What you should do =
Without including any pictures, copy each entry below exactly.

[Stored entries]
┌──
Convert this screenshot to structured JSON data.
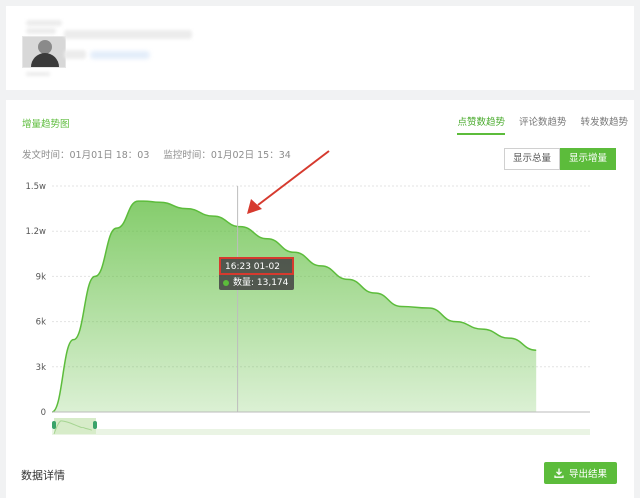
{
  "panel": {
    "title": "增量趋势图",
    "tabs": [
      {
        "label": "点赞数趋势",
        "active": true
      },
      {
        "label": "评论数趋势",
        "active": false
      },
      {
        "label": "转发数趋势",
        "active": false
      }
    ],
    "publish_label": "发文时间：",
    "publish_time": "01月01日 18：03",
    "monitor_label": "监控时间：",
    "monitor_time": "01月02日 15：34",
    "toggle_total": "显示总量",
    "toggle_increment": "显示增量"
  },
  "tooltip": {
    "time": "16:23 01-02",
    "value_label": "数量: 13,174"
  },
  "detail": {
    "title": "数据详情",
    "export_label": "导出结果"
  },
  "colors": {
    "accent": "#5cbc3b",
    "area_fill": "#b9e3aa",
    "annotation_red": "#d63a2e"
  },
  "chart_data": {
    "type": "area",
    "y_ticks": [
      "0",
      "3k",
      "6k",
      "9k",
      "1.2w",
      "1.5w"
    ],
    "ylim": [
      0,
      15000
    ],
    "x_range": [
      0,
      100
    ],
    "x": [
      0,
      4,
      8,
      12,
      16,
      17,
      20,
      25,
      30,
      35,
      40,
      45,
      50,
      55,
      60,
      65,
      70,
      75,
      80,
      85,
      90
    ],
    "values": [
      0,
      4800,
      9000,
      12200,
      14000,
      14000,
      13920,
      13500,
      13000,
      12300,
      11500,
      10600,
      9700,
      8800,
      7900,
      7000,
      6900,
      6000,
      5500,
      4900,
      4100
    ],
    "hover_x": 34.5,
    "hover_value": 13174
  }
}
└──
The response =
Convert this screenshot to structured JSON data.
{
  "panel": {
    "title": "增量趋势图",
    "tabs": [
      {
        "label": "点赞数趋势",
        "active": true
      },
      {
        "label": "评论数趋势",
        "active": false
      },
      {
        "label": "转发数趋势",
        "active": false
      }
    ],
    "publish_label": "发文时间：",
    "publish_time": "01月01日 18：03",
    "monitor_label": "监控时间：",
    "monitor_time": "01月02日 15：34",
    "toggle_total": "显示总量",
    "toggle_increment": "显示增量"
  },
  "tooltip": {
    "time": "16:23 01-02",
    "value_label": "数量: 13,174"
  },
  "detail": {
    "title": "数据详情",
    "export_label": "导出结果"
  },
  "colors": {
    "accent": "#5cbc3b",
    "area_fill": "#b9e3aa",
    "annotation_red": "#d63a2e"
  },
  "chart_data": {
    "type": "area",
    "y_ticks": [
      "0",
      "3k",
      "6k",
      "9k",
      "1.2w",
      "1.5w"
    ],
    "ylim": [
      0,
      15000
    ],
    "x_range": [
      0,
      100
    ],
    "x": [
      0,
      4,
      8,
      12,
      16,
      17,
      20,
      25,
      30,
      35,
      40,
      45,
      50,
      55,
      60,
      65,
      70,
      75,
      80,
      85,
      90
    ],
    "values": [
      0,
      4800,
      9000,
      12200,
      14000,
      14000,
      13920,
      13500,
      13000,
      12300,
      11500,
      10600,
      9700,
      8800,
      7900,
      7000,
      6900,
      6000,
      5500,
      4900,
      4100
    ],
    "hover_x": 34.5,
    "hover_value": 13174
  }
}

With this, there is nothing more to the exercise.